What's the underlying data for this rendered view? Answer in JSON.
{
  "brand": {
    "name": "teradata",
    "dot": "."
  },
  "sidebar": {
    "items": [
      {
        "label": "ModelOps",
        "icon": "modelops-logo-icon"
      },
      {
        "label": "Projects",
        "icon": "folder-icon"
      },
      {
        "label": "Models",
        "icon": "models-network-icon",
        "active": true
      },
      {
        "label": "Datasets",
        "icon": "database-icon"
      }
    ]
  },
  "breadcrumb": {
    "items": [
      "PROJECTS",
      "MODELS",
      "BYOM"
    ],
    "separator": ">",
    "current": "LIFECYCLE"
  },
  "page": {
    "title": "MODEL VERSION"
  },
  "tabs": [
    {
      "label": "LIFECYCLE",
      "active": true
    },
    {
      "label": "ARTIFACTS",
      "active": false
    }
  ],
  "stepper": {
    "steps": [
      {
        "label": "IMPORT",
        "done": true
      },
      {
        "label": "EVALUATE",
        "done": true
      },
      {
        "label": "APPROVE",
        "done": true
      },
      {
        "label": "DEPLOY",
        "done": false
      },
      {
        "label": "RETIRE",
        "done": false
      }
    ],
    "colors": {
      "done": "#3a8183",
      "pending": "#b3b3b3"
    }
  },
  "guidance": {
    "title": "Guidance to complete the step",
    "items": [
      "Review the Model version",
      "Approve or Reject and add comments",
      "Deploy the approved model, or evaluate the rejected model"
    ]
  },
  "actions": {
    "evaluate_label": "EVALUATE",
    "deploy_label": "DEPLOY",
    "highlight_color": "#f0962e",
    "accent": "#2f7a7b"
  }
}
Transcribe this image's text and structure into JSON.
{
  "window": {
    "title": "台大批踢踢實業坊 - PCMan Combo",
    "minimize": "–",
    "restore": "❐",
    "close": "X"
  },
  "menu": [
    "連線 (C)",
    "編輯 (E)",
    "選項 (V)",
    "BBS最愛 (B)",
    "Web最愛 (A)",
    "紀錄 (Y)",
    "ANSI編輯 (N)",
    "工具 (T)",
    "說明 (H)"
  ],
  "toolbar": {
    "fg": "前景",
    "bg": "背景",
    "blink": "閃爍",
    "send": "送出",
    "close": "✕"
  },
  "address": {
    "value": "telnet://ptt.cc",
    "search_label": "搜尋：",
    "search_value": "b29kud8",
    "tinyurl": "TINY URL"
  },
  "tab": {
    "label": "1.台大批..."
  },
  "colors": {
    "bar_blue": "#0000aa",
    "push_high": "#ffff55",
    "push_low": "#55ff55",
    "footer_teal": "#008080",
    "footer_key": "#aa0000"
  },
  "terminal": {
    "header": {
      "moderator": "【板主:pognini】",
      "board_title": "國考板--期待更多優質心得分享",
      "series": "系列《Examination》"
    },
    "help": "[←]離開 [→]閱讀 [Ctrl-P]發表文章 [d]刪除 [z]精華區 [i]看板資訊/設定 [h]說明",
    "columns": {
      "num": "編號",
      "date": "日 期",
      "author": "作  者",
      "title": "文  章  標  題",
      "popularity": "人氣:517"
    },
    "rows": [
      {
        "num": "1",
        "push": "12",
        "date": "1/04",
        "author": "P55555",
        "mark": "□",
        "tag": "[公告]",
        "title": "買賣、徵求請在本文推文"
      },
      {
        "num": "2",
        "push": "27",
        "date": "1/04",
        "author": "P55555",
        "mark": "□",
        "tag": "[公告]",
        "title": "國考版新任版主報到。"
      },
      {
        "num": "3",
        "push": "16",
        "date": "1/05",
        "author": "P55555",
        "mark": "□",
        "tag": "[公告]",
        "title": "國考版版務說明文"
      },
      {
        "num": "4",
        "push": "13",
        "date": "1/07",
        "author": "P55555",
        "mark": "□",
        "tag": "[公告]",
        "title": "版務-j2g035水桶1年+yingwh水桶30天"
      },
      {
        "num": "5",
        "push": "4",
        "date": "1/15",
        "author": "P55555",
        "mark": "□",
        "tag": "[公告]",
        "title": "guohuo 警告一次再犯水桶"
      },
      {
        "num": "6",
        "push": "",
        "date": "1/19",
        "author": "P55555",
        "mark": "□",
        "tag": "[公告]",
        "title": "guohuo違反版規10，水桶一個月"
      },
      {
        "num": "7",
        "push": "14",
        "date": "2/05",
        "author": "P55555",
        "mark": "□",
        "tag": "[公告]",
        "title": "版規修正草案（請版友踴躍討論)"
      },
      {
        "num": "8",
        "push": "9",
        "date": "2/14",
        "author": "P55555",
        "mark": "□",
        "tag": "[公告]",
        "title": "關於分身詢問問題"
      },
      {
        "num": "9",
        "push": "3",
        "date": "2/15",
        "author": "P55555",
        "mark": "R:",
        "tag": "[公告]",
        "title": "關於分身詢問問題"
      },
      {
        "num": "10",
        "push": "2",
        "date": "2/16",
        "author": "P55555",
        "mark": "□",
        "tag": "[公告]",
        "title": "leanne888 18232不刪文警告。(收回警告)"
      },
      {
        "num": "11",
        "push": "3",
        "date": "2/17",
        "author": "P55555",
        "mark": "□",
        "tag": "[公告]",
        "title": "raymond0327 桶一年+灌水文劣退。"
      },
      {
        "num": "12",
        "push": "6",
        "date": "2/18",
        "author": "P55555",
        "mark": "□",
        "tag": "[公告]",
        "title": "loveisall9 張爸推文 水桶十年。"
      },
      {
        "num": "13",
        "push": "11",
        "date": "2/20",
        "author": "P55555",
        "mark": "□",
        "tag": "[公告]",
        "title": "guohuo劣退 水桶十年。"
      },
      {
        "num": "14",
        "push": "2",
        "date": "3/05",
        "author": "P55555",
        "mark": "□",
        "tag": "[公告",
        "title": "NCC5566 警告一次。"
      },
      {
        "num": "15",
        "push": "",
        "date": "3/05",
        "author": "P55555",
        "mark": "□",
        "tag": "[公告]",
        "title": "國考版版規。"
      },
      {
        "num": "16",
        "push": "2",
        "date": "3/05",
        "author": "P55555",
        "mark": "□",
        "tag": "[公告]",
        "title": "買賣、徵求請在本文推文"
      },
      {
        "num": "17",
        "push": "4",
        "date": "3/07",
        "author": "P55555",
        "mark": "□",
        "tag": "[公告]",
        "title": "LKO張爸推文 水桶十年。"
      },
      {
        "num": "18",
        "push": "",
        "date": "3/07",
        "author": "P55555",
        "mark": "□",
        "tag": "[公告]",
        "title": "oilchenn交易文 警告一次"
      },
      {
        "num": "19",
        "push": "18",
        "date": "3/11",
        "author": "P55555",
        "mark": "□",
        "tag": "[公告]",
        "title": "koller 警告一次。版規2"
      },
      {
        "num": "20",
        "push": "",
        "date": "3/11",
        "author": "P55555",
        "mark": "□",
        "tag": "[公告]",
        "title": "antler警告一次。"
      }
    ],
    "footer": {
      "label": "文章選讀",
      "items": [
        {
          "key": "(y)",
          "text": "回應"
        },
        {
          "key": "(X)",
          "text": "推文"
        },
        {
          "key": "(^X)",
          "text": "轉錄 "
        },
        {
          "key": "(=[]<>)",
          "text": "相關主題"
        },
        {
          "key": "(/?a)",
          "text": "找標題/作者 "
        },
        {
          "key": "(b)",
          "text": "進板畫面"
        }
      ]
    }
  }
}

#### [Set task]
Word for word, quote all of the data above.

#### [Written solution]
What's the underlying data for this rendered view? Answer in JSON.
{
  "brand": {
    "name": "teradata",
    "dot": "."
  },
  "sidebar": {
    "items": [
      {
        "label": "ModelOps",
        "icon": "modelops-logo-icon"
      },
      {
        "label": "Projects",
        "icon": "folder-icon"
      },
      {
        "label": "Models",
        "icon": "models-network-icon",
        "active": true
      },
      {
        "label": "Datasets",
        "icon": "database-icon"
      }
    ]
  },
  "breadcrumb": {
    "items": [
      "PROJECTS",
      "MODELS",
      "BYOM"
    ],
    "separator": ">",
    "current": "LIFECYCLE"
  },
  "page": {
    "title": "MODEL VERSION"
  },
  "tabs": [
    {
      "label": "LIFECYCLE",
      "active": true
    },
    {
      "label": "ARTIFACTS",
      "active": false
    }
  ],
  "stepper": {
    "steps": [
      {
        "label": "IMPORT",
        "done": true
      },
      {
        "label": "EVALUATE",
        "done": true
      },
      {
        "label": "APPROVE",
        "done": true
      },
      {
        "label": "DEPLOY",
        "done": false
      },
      {
        "label": "RETIRE",
        "done": false
      }
    ],
    "colors": {
      "done": "#3a8183",
      "pending": "#b3b3b3"
    }
  },
  "guidance": {
    "title": "Guidance to complete the step",
    "items": [
      "Review the Model version",
      "Approve or Reject and add comments",
      "Deploy the approved model, or evaluate the rejected model"
    ]
  },
  "actions": {
    "evaluate_label": "EVALUATE",
    "deploy_label": "DEPLOY",
    "highlight_color": "#f0962e",
    "accent": "#2f7a7b"
  }
}
Transcribe this image's text and structure into JSON.
{
  "window": {
    "title": "台大批踢踢實業坊 - PCMan Combo",
    "minimize": "–",
    "restore": "❐",
    "close": "X"
  },
  "menu": [
    "連線 (C)",
    "編輯 (E)",
    "選項 (V)",
    "BBS最愛 (B)",
    "Web最愛 (A)",
    "紀錄 (Y)",
    "ANSI編輯 (N)",
    "工具 (T)",
    "說明 (H)"
  ],
  "toolbar": {
    "fg": "前景",
    "bg": "背景",
    "blink": "閃爍",
    "send": "送出",
    "close": "✕"
  },
  "address": {
    "value": "telnet://ptt.cc",
    "search_label": "搜尋：",
    "search_value": "b29kud8",
    "tinyurl": "TINY URL"
  },
  "tab": {
    "label": "1.台大批..."
  },
  "colors": {
    "bar_blue": "#0000aa",
    "push_high": "#ffff55",
    "push_low": "#55ff55",
    "footer_teal": "#008080",
    "footer_key": "#aa0000"
  },
  "terminal": {
    "header": {
      "moderator": "【板主:pognini】",
      "board_title": "國考板--期待更多優質心得分享",
      "series": "系列《Examination》"
    },
    "help": "[←]離開 [→]閱讀 [Ctrl-P]發表文章 [d]刪除 [z]精華區 [i]看板資訊/設定 [h]說明",
    "columns": {
      "num": "編號",
      "date": "日 期",
      "author": "作  者",
      "title": "文  章  標  題",
      "popularity": "人氣:517"
    },
    "rows": [
      {
        "num": "1",
        "push": "12",
        "date": "1/04",
        "author": "P55555",
        "mark": "□",
        "tag": "[公告]",
        "title": "買賣、徵求請在本文推文"
      },
      {
        "num": "2",
        "push": "27",
        "date": "1/04",
        "author": "P55555",
        "mark": "□",
        "tag": "[公告]",
        "title": "國考版新任版主報到。"
      },
      {
        "num": "3",
        "push": "16",
        "date": "1/05",
        "author": "P55555",
        "mark": "□",
        "tag": "[公告]",
        "title": "國考版版務說明文"
      },
      {
        "num": "4",
        "push": "13",
        "date": "1/07",
        "author": "P55555",
        "mark": "□",
        "tag": "[公告]",
        "title": "版務-j2g035水桶1年+yingwh水桶30天"
      },
      {
        "num": "5",
        "push": "4",
        "date": "1/15",
        "author": "P55555",
        "mark": "□",
        "tag": "[公告]",
        "title": "guohuo 警告一次再犯水桶"
      },
      {
        "num": "6",
        "push": "",
        "date": "1/19",
        "author": "P55555",
        "mark": "□",
        "tag": "[公告]",
        "title": "guohuo違反版規10，水桶一個月"
      },
      {
        "num": "7",
        "push": "14",
        "date": "2/05",
        "author": "P55555",
        "mark": "□",
        "tag": "[公告]",
        "title": "版規修正草案（請版友踴躍討論)"
      },
      {
        "num": "8",
        "push": "9",
        "date": "2/14",
        "author": "P55555",
        "mark": "□",
        "tag": "[公告]",
        "title": "關於分身詢問問題"
      },
      {
        "num": "9",
        "push": "3",
        "date": "2/15",
        "author": "P55555",
        "mark": "R:",
        "tag": "[公告]",
        "title": "關於分身詢問問題"
      },
      {
        "num": "10",
        "push": "2",
        "date": "2/16",
        "author": "P55555",
        "mark": "□",
        "tag": "[公告]",
        "title": "leanne888 18232不刪文警告。(收回警告)"
      },
      {
        "num": "11",
        "push": "3",
        "date": "2/17",
        "author": "P55555",
        "mark": "□",
        "tag": "[公告]",
        "title": "raymond0327 桶一年+灌水文劣退。"
      },
      {
        "num": "12",
        "push": "6",
        "date": "2/18",
        "author": "P55555",
        "mark": "□",
        "tag": "[公告]",
        "title": "loveisall9 張爸推文 水桶十年。"
      },
      {
        "num": "13",
        "push": "11",
        "date": "2/20",
        "author": "P55555",
        "mark": "□",
        "tag": "[公告]",
        "title": "guohuo劣退 水桶十年。"
      },
      {
        "num": "14",
        "push": "2",
        "date": "3/05",
        "author": "P55555",
        "mark": "□",
        "tag": "[公告",
        "title": "NCC5566 警告一次。"
      },
      {
        "num": "15",
        "push": "",
        "date": "3/05",
        "author": "P55555",
        "mark": "□",
        "tag": "[公告]",
        "title": "國考版版規。"
      },
      {
        "num": "16",
        "push": "2",
        "date": "3/05",
        "author": "P55555",
        "mark": "□",
        "tag": "[公告]",
        "title": "買賣、徵求請在本文推文"
      },
      {
        "num": "17",
        "push": "4",
        "date": "3/07",
        "author": "P55555",
        "mark": "□",
        "tag": "[公告]",
        "title": "LKO張爸推文 水桶十年。"
      },
      {
        "num": "18",
        "push": "",
        "date": "3/07",
        "author": "P55555",
        "mark": "□",
        "tag": "[公告]",
        "title": "oilchenn交易文 警告一次"
      },
      {
        "num": "19",
        "push": "18",
        "date": "3/11",
        "author": "P55555",
        "mark": "□",
        "tag": "[公告]",
        "title": "koller 警告一次。版規2"
      },
      {
        "num": "20",
        "push": "",
        "date": "3/11",
        "author": "P55555",
        "mark": "□",
        "tag": "[公告]",
        "title": "antler警告一次。"
      }
    ],
    "footer": {
      "label": "文章選讀",
      "items": [
        {
          "key": "(y)",
          "text": "回應"
        },
        {
          "key": "(X)",
          "text": "推文"
        },
        {
          "key": "(^X)",
          "text": "轉錄 "
        },
        {
          "key": "(=[]<>)",
          "text": "相關主題"
        },
        {
          "key": "(/?a)",
          "text": "找標題/作者 "
        },
        {
          "key": "(b)",
          "text": "進板畫面"
        }
      ]
    }
  }
}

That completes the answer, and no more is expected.